#### Stated problem
Transcribe all of the material below word for word and leave out its pictures.

(Collection entries)
-*-*-
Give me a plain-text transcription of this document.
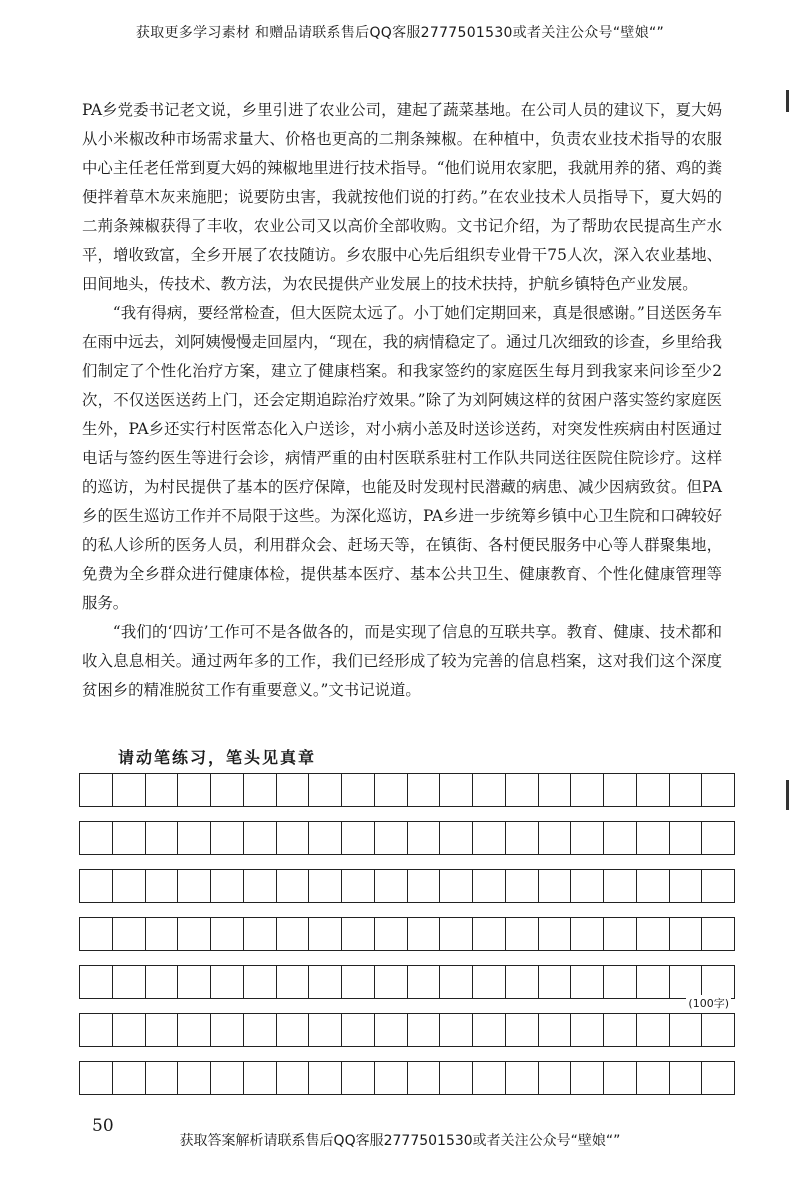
获取更多学习素材 和赠品请联系售后QQ客服2777501530或者关注公众号“壁娘“”

PA乡党委书记老文说，乡里引进了农业公司，建起了蔬菜基地。在公司人员的建议下，夏大妈从小米椒改种市场需求量大、价格也更高的二荆条辣椒。在种植中，负责农业技术指导的农服中心主任老任常到夏大妈的辣椒地里进行技术指导。“他们说用农家肥，我就用养的猪、鸡的粪便拌着草木灰来施肥；说要防虫害，我就按他们说的打药。”在农业技术人员指导下，夏大妈的二荊条辣椒获得了丰收，农业公司又以高价全部收购。文书记介绍，为了帮助农民提高生产水平，增收致富，全乡开展了农技随访。乡农服中心先后组织专业骨干75人次，深入农业基地、田间地头，传技术、教方法，为农民提供产业发展上的技术扶持，护航乡镇特色产业发展。

“我有得病，要经常检查，但大医院太远了。小丁她们定期回来，真是很感谢。”目送医务车在雨中远去，刘阿姨慢慢走回屋内，“现在，我的病情稳定了。通过几次细致的诊查，乡里给我们制定了个性化治疗方案，建立了健康档案。和我家签约的家庭医生每月到我家来问诊至少2次，不仅送医送药上门，还会定期追踪治疗效果。”除了为刘阿姨这样的贫困户落实签约家庭医生外，PA乡还实行村医常态化入户送诊，对小病小恙及时送诊送药，对突发性疾病由村医通过电话与签约医生等进行会诊，病情严重的由村医联系驻村工作队共同送往医院住院诊疗。这样的巡访，为村民提供了基本的医疗保障，也能及时发现村民潜藏的病患、减少因病致贫。但PA乡的医生巡访工作并不局限于这些。为深化巡访，PA乡进一步统筹乡镇中心卫生院和口碑较好的私人诊所的医务人员，利用群众会、赶场天等，在镇街、各村便民服务中心等人群聚集地，免费为全乡群众进行健康体检，提供基本医疗、基本公共卫生、健康教育、个性化健康管理等服务。

“我们的‘四访’工作可不是各做各的，而是实现了信息的互联共享。教育、健康、技术都和收入息息相关。通过两年多的工作，我们已经形成了较为完善的信息档案，这对我们这个深度贫困乡的精准脱贫工作有重要意义。”文书记说道。

请动笔练习，笔头见真章
(100字)
50
获取答案解析请联系售后QQ客服2777501530或者关注公众号“壁娘“”
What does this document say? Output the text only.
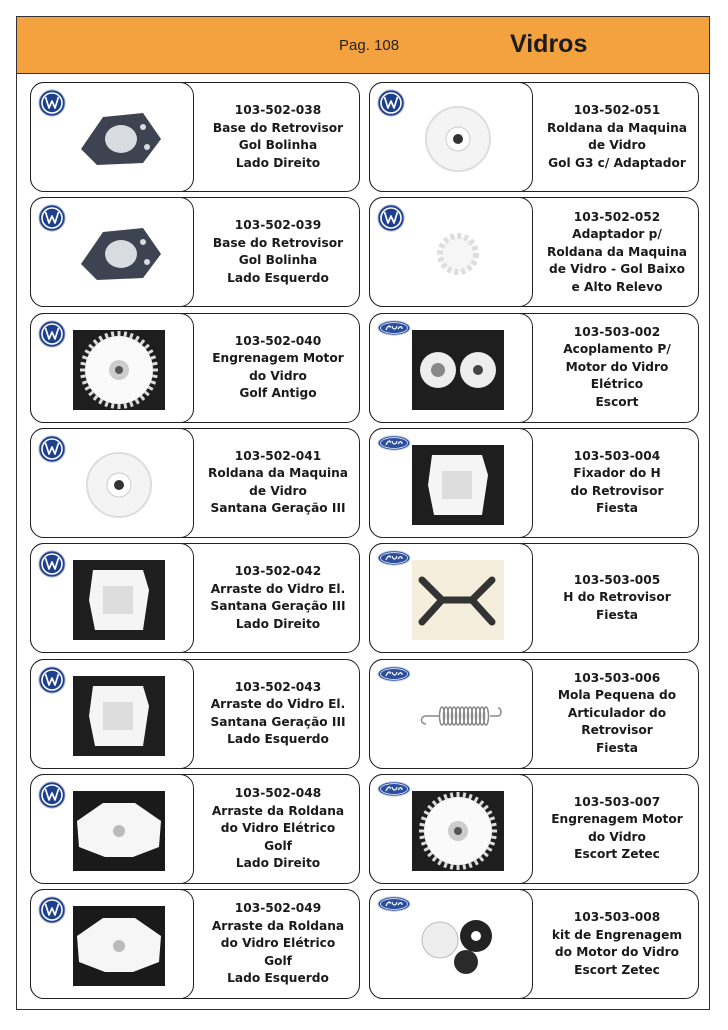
Pag. 108	Vidros
103-502-038
Base do Retrovisor
Gol Bolinha
Lado Direito
103-502-039
Base do Retrovisor
Gol Bolinha
Lado Esquerdo
103-502-040
Engrenagem Motor
do Vidro
Golf Antigo
103-502-041
Roldana da Maquina
de Vidro
Santana Geração III
103-502-042
Arraste do Vidro El.
Santana Geração III
Lado Direito
103-502-043
Arraste do Vidro El.
Santana Geração III
Lado Esquerdo
103-502-048
Arraste da Roldana
do Vidro Elétrico
Golf
Lado Direito
103-502-049
Arraste da Roldana
do Vidro Elétrico
Golf
Lado Esquerdo
103-502-051
Roldana da Maquina
de Vidro
Gol G3 c/ Adaptador
103-502-052
Adaptador p/
Roldana da Maquina
de Vidro - Gol Baixo
e Alto Relevo
103-503-002
Acoplamento P/
Motor do Vidro
Elétrico
Escort
103-503-004
Fixador do H
do Retrovisor
Fiesta
103-503-005
H do Retrovisor
Fiesta
103-503-006
Mola Pequena do
Articulador do
Retrovisor
Fiesta
103-503-007
Engrenagem Motor
do Vidro
Escort Zetec
103-503-008
kit de Engrenagem
do Motor do Vidro
Escort Zetec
-*-*-
#### Correct output
Give me a plain-text transcription of this document.
获取更多学习素材 和赠品请联系售后QQ客服2777501530或者关注公众号“壁娘“”

PA乡党委书记老文说，乡里引进了农业公司，建起了蔬菜基地。在公司人员的建议下，夏大妈从小米椒改种市场需求量大、价格也更高的二荆条辣椒。在种植中，负责农业技术指导的农服中心主任老任常到夏大妈的辣椒地里进行技术指导。“他们说用农家肥，我就用养的猪、鸡的粪便拌着草木灰来施肥；说要防虫害，我就按他们说的打药。”在农业技术人员指导下，夏大妈的二荊条辣椒获得了丰收，农业公司又以高价全部收购。文书记介绍，为了帮助农民提高生产水平，增收致富，全乡开展了农技随访。乡农服中心先后组织专业骨干75人次，深入农业基地、田间地头，传技术、教方法，为农民提供产业发展上的技术扶持，护航乡镇特色产业发展。

“我有得病，要经常检查，但大医院太远了。小丁她们定期回来，真是很感谢。”目送医务车在雨中远去，刘阿姨慢慢走回屋内，“现在，我的病情稳定了。通过几次细致的诊查，乡里给我们制定了个性化治疗方案，建立了健康档案。和我家签约的家庭医生每月到我家来问诊至少2次，不仅送医送药上门，还会定期追踪治疗效果。”除了为刘阿姨这样的贫困户落实签约家庭医生外，PA乡还实行村医常态化入户送诊，对小病小恙及时送诊送药，对突发性疾病由村医通过电话与签约医生等进行会诊，病情严重的由村医联系驻村工作队共同送往医院住院诊疗。这样的巡访，为村民提供了基本的医疗保障，也能及时发现村民潜藏的病患、减少因病致贫。但PA乡的医生巡访工作并不局限于这些。为深化巡访，PA乡进一步统筹乡镇中心卫生院和口碑较好的私人诊所的医务人员，利用群众会、赶场天等，在镇街、各村便民服务中心等人群聚集地，免费为全乡群众进行健康体检，提供基本医疗、基本公共卫生、健康教育、个性化健康管理等服务。

“我们的‘四访’工作可不是各做各的，而是实现了信息的互联共享。教育、健康、技术都和收入息息相关。通过两年多的工作，我们已经形成了较为完善的信息档案，这对我们这个深度贫困乡的精准脱贫工作有重要意义。”文书记说道。

请动笔练习，笔头见真章
(100字)
50
获取答案解析请联系售后QQ客服2777501530或者关注公众号“壁娘“”
What does this document say? Output the text only.
Pag. 108	Vidros
103-502-038
Base do Retrovisor
Gol Bolinha
Lado Direito
103-502-039
Base do Retrovisor
Gol Bolinha
Lado Esquerdo
103-502-040
Engrenagem Motor
do Vidro
Golf Antigo
103-502-041
Roldana da Maquina
de Vidro
Santana Geração III
103-502-042
Arraste do Vidro El.
Santana Geração III
Lado Direito
103-502-043
Arraste do Vidro El.
Santana Geração III
Lado Esquerdo
103-502-048
Arraste da Roldana
do Vidro Elétrico
Golf
Lado Direito
103-502-049
Arraste da Roldana
do Vidro Elétrico
Golf
Lado Esquerdo
103-502-051
Roldana da Maquina
de Vidro
Gol G3 c/ Adaptador
103-502-052
Adaptador p/
Roldana da Maquina
de Vidro - Gol Baixo
e Alto Relevo
103-503-002
Acoplamento P/
Motor do Vidro
Elétrico
Escort
103-503-004
Fixador do H
do Retrovisor
Fiesta
103-503-005
H do Retrovisor
Fiesta
103-503-006
Mola Pequena do
Articulador do
Retrovisor
Fiesta
103-503-007
Engrenagem Motor
do Vidro
Escort Zetec
103-503-008
kit de Engrenagem
do Motor do Vidro
Escort Zetec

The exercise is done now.